* Tasks to carry out
A: Print the portion of the GTI grille thread between "## ashbinder (Nov" and "(Sep 18, 2007)", inclusive.
B: Continue the forum thread on fitting a GTI grille to an Eos from the point where it stops.

* Passage given
[start]

# GTI Grille Fit Eos?



## sofie_g (Oct 3, 2007)

Has anyone tried fitting the GTI grille on an Eos? 
I seriously don't like the chrome front grille on my red Eos...


----------



## ashbinder (Nov 27, 2006)

*Re: GTI Grille Fit Eos? (sofie_g)*

No, I don't think so. The front end of a GTI/GLI has a narrower "chrome" section, if I remember correctly. However, a GTI and Jetta are interchangable.


----------



## roytripp3 (Sep 18, 2007)

*Re: GTI Grille Fit Eos? (sofie_g)*

No it doesn't.... Had a MKV Jetta with carbon fiber grill which wouldn't fit my new 2008 EOS... Isn't as wide as the EOS grill...


----------



## Dime-a-Dozen (Sep 29, 2007)

[end]

* Data lines

[start]

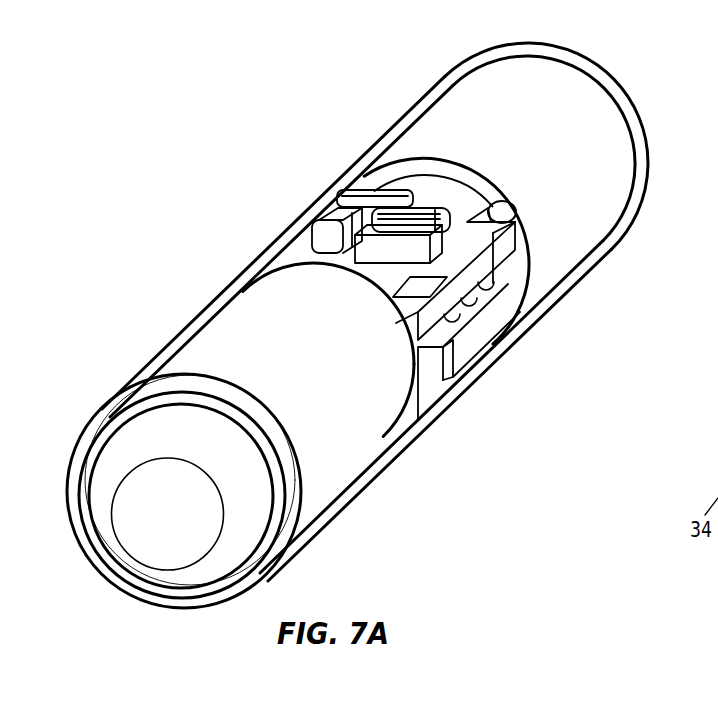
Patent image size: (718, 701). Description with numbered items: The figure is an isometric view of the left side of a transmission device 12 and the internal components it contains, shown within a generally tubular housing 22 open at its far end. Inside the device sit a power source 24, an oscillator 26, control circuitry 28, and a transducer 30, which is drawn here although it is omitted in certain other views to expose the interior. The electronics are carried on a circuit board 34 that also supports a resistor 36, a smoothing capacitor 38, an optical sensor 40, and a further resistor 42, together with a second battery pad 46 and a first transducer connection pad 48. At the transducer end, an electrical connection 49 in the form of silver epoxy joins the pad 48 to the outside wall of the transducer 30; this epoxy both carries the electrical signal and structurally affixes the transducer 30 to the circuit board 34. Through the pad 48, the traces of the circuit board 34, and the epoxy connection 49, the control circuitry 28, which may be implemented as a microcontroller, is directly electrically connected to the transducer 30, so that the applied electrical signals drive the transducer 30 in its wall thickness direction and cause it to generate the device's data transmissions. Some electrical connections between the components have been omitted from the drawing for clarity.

[end]

* Results
A:
## ashbinder (Nov 27, 2006)

*Re: GTI Grille Fit Eos? (sofie_g)*

No, I don't think so. The front end of a GTI/GLI has a narrower "chrome" section, if I remember correctly. However, a GTI and Jetta are interchangable.


----------



## roytripp3 (Sep 18, 2007)

B:
*Re: GTI Grille Fit Eos? (sofie_g)*

I think the chrome front grill of the Eos is much nicer than the GTI's front grill. I wouldn't change it at all!


----------



## gdevitry (Jan 1, 2007)

*Re: GTI Grille Fit Eos? (Dime-a-Dozen)*

I believe the only EOS with a chrome grille is the 3.2.
One on eBay:
http://cgi.ebay.com/ebaymotors...wItem
Don't know how it is installed? Replace or clip-on?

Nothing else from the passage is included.